▶ _Task requirements_
Write out these lines again, swapping every "legend-swatch" for "legend-marker" and leaving all other text untouched.

Labeled box records:
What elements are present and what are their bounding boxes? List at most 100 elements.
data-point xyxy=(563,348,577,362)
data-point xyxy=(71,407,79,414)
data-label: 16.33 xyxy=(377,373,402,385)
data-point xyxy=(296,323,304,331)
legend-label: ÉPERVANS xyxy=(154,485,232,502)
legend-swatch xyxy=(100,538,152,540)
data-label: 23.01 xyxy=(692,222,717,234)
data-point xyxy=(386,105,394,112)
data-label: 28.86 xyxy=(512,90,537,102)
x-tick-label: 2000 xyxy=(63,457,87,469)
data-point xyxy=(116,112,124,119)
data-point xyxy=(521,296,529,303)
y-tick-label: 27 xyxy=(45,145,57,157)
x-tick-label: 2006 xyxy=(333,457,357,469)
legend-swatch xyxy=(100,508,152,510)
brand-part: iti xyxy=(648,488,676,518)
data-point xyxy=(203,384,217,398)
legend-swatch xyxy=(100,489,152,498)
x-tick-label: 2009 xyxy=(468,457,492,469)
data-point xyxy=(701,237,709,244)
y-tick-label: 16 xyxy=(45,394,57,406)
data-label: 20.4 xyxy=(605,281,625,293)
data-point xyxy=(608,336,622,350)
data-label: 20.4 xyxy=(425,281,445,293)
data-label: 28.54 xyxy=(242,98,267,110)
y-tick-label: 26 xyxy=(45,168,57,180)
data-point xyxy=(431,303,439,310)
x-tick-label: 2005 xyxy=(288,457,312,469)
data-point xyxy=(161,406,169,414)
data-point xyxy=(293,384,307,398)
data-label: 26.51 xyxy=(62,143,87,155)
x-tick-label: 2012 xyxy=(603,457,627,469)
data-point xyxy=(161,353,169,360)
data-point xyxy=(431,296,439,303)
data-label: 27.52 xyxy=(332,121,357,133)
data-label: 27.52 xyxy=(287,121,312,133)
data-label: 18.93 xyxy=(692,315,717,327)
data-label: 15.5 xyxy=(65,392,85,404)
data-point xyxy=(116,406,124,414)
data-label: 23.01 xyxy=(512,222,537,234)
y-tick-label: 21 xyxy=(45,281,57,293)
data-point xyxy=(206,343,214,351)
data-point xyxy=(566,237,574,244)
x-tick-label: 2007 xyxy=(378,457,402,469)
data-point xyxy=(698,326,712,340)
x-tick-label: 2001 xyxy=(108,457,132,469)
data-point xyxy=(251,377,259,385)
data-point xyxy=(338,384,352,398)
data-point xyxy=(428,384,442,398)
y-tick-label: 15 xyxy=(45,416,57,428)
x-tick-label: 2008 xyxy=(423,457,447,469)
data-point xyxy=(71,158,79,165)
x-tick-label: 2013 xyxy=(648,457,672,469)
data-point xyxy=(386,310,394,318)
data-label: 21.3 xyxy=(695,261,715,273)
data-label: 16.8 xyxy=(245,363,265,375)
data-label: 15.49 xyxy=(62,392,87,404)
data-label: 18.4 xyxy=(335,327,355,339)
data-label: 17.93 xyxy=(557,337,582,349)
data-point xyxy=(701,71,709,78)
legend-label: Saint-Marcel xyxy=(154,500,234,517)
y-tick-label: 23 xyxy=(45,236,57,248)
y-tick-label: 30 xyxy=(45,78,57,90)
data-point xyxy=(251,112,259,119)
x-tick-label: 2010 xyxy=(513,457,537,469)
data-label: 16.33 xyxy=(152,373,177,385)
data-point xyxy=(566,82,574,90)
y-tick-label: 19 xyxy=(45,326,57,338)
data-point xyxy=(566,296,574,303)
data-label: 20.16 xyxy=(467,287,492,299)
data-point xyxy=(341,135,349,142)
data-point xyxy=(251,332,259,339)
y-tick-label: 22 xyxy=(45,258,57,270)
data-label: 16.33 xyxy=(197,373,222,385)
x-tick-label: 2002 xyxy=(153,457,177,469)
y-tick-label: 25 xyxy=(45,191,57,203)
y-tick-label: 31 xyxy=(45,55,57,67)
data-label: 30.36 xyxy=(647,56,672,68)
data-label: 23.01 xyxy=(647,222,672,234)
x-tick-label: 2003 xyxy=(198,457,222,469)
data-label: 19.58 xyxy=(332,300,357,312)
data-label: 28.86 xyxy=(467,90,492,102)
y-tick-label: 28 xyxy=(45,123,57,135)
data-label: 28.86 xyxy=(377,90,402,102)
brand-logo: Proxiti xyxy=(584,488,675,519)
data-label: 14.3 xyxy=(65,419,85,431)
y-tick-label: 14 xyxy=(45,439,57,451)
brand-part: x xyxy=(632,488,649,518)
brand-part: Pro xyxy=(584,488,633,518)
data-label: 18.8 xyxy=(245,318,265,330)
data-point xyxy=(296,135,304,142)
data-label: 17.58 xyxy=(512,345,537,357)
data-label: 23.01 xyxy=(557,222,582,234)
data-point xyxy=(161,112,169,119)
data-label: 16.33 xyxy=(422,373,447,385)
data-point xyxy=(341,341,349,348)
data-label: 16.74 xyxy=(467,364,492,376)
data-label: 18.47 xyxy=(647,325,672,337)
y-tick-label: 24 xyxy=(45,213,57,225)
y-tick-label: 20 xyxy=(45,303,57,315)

▶ _Answer for this exercise_
What elements are present and what are their bounding boxes? List at most 100 elements.
data-point xyxy=(563,348,577,362)
data-point xyxy=(71,407,79,414)
data-label: 16.33 xyxy=(377,373,402,385)
data-point xyxy=(296,323,304,331)
legend-label: ÉPERVANS xyxy=(154,485,232,502)
legend-marker xyxy=(100,538,152,540)
data-label: 23.01 xyxy=(692,222,717,234)
data-point xyxy=(386,105,394,112)
data-label: 28.86 xyxy=(512,90,537,102)
x-tick-label: 2000 xyxy=(63,457,87,469)
data-point xyxy=(116,112,124,119)
data-point xyxy=(521,296,529,303)
y-tick-label: 27 xyxy=(45,145,57,157)
x-tick-label: 2006 xyxy=(333,457,357,469)
legend-marker xyxy=(100,508,152,510)
brand-part: iti xyxy=(648,488,676,518)
data-point xyxy=(203,384,217,398)
legend-marker xyxy=(100,489,152,498)
x-tick-label: 2009 xyxy=(468,457,492,469)
data-point xyxy=(701,237,709,244)
y-tick-label: 16 xyxy=(45,394,57,406)
data-label: 20.4 xyxy=(605,281,625,293)
data-point xyxy=(608,336,622,350)
data-label: 20.4 xyxy=(425,281,445,293)
data-label: 28.54 xyxy=(242,98,267,110)
y-tick-label: 26 xyxy=(45,168,57,180)
data-point xyxy=(431,303,439,310)
x-tick-label: 2005 xyxy=(288,457,312,469)
data-point xyxy=(161,406,169,414)
data-point xyxy=(293,384,307,398)
data-label: 26.51 xyxy=(62,143,87,155)
x-tick-label: 2012 xyxy=(603,457,627,469)
data-point xyxy=(161,353,169,360)
data-point xyxy=(431,296,439,303)
data-label: 27.52 xyxy=(332,121,357,133)
data-label: 27.52 xyxy=(287,121,312,133)
data-label: 18.93 xyxy=(692,315,717,327)
data-label: 15.5 xyxy=(65,392,85,404)
data-point xyxy=(116,406,124,414)
data-label: 23.01 xyxy=(512,222,537,234)
y-tick-label: 21 xyxy=(45,281,57,293)
data-point xyxy=(206,343,214,351)
data-point xyxy=(566,237,574,244)
x-tick-label: 2007 xyxy=(378,457,402,469)
data-point xyxy=(698,326,712,340)
x-tick-label: 2001 xyxy=(108,457,132,469)
data-point xyxy=(251,377,259,385)
data-point xyxy=(338,384,352,398)
data-point xyxy=(428,384,442,398)
y-tick-label: 15 xyxy=(45,416,57,428)
x-tick-label: 2008 xyxy=(423,457,447,469)
data-point xyxy=(71,158,79,165)
x-tick-label: 2013 xyxy=(648,457,672,469)
data-point xyxy=(386,310,394,318)
data-label: 21.3 xyxy=(695,261,715,273)
data-label: 16.8 xyxy=(245,363,265,375)
data-label: 15.49 xyxy=(62,392,87,404)
data-label: 18.4 xyxy=(335,327,355,339)
data-label: 17.93 xyxy=(557,337,582,349)
data-point xyxy=(701,71,709,78)
legend-label: Saint-Marcel xyxy=(154,500,234,517)
y-tick-label: 23 xyxy=(45,236,57,248)
y-tick-label: 30 xyxy=(45,78,57,90)
data-point xyxy=(251,112,259,119)
x-tick-label: 2010 xyxy=(513,457,537,469)
data-label: 16.33 xyxy=(152,373,177,385)
data-point xyxy=(566,82,574,90)
y-tick-label: 19 xyxy=(45,326,57,338)
data-point xyxy=(566,296,574,303)
data-label: 20.16 xyxy=(467,287,492,299)
data-point xyxy=(341,135,349,142)
data-point xyxy=(251,332,259,339)
y-tick-label: 22 xyxy=(45,258,57,270)
data-label: 16.33 xyxy=(197,373,222,385)
x-tick-label: 2002 xyxy=(153,457,177,469)
y-tick-label: 25 xyxy=(45,191,57,203)
y-tick-label: 31 xyxy=(45,55,57,67)
data-label: 30.36 xyxy=(647,56,672,68)
data-label: 23.01 xyxy=(647,222,672,234)
x-tick-label: 2003 xyxy=(198,457,222,469)
data-label: 19.58 xyxy=(332,300,357,312)
data-label: 28.86 xyxy=(467,90,492,102)
y-tick-label: 28 xyxy=(45,123,57,135)
data-label: 28.86 xyxy=(377,90,402,102)
brand-logo: Proxiti xyxy=(584,488,675,519)
data-label: 14.3 xyxy=(65,419,85,431)
y-tick-label: 14 xyxy=(45,439,57,451)
brand-part: x xyxy=(632,488,649,518)
brand-part: Pro xyxy=(584,488,633,518)
data-label: 18.8 xyxy=(245,318,265,330)
data-point xyxy=(296,135,304,142)
data-label: 17.58 xyxy=(512,345,537,357)
data-label: 23.01 xyxy=(557,222,582,234)
data-point xyxy=(161,112,169,119)
data-label: 16.33 xyxy=(422,373,447,385)
data-point xyxy=(341,341,349,348)
data-label: 16.74 xyxy=(467,364,492,376)
data-label: 18.47 xyxy=(647,325,672,337)
y-tick-label: 24 xyxy=(45,213,57,225)
y-tick-label: 20 xyxy=(45,303,57,315)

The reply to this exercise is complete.